'''

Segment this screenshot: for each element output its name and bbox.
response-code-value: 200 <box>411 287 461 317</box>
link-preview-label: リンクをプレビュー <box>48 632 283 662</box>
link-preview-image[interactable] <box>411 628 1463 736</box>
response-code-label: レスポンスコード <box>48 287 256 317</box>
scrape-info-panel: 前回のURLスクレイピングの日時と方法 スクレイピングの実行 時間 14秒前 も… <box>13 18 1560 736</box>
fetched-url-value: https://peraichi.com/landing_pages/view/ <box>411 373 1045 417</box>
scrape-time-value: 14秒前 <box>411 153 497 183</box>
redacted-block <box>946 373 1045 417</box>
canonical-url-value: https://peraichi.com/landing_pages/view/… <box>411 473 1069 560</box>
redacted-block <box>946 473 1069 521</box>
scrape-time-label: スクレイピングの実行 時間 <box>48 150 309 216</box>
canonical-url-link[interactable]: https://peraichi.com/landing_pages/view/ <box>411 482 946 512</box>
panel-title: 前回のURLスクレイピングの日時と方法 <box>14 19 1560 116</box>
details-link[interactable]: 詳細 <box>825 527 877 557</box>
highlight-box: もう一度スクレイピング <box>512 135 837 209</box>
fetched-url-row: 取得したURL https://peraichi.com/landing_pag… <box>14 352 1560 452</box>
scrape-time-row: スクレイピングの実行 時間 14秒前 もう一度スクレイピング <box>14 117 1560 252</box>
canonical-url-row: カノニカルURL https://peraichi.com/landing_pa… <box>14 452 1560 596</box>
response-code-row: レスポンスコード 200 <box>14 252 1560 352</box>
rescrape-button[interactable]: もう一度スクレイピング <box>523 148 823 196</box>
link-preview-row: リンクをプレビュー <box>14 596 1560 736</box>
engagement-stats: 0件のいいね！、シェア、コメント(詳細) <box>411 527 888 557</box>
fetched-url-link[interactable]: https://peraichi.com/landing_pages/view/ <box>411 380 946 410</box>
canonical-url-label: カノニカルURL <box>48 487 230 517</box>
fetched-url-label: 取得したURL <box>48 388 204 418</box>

'''

→ **Written request**:
Show every line in the listing above that contains the word "panel".

→ **Result**:
scrape-info-panel: 前回のURLスクレイピングの日時と方法 スクレイピングの実行 時間 14秒前 も… <box>13 18 1560 736</box>
panel-title: 前回のURLスクレイピングの日時と方法 <box>14 19 1560 116</box>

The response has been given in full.